▸ **Records for this exercise**:
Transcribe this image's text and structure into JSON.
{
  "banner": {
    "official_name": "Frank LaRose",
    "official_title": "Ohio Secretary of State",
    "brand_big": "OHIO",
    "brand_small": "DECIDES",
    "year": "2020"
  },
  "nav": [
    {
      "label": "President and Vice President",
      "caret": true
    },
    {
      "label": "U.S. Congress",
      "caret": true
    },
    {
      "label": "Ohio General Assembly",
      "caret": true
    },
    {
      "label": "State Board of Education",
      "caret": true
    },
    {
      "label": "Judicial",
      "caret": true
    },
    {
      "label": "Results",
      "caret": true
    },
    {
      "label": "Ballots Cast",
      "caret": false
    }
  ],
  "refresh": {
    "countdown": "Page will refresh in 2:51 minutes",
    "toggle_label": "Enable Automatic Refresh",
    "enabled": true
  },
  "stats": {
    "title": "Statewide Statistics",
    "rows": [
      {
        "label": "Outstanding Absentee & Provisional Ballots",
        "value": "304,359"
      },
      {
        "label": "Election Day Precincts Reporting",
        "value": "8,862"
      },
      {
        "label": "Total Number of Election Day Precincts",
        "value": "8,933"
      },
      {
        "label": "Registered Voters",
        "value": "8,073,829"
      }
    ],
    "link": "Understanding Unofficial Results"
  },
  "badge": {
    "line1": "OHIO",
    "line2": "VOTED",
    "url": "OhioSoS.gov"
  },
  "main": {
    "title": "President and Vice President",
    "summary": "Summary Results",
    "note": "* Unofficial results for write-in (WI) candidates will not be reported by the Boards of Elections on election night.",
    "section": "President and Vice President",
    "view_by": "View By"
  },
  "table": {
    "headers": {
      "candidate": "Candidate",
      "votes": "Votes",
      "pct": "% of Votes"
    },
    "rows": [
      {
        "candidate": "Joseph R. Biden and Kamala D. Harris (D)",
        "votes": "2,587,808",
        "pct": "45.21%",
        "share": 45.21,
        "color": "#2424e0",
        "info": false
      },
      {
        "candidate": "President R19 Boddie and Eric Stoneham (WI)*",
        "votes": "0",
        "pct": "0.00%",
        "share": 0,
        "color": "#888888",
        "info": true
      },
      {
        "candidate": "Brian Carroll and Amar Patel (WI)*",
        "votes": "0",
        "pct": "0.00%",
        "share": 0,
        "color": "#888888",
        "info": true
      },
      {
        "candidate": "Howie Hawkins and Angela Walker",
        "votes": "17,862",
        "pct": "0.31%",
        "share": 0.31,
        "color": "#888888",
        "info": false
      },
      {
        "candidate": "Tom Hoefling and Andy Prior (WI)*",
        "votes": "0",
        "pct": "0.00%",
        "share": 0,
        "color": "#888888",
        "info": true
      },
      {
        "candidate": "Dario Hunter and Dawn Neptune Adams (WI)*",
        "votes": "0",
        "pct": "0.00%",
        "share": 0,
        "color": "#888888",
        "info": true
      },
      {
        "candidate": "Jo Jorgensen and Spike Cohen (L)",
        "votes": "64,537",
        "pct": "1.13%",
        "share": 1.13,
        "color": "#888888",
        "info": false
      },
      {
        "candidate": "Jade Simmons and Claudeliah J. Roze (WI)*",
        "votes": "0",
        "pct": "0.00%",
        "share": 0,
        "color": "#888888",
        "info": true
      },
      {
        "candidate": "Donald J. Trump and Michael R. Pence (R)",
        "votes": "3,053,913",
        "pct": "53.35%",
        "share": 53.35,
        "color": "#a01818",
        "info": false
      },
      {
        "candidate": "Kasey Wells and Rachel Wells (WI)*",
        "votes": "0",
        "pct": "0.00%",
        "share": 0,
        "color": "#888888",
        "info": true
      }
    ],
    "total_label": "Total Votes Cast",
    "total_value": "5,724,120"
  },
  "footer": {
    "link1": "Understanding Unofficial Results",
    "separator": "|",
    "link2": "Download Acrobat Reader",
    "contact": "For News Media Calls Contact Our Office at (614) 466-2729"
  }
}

▸ **Stated task**: Search the data for "President". Copy every line that has it.

▸ **Answer to this exercise**:
      "label": "President and Vice President",
    "title": "President and Vice President",
    "section": "President and Vice President",
        "candidate": "President R19 Boddie and Eric Stoneham (WI)*",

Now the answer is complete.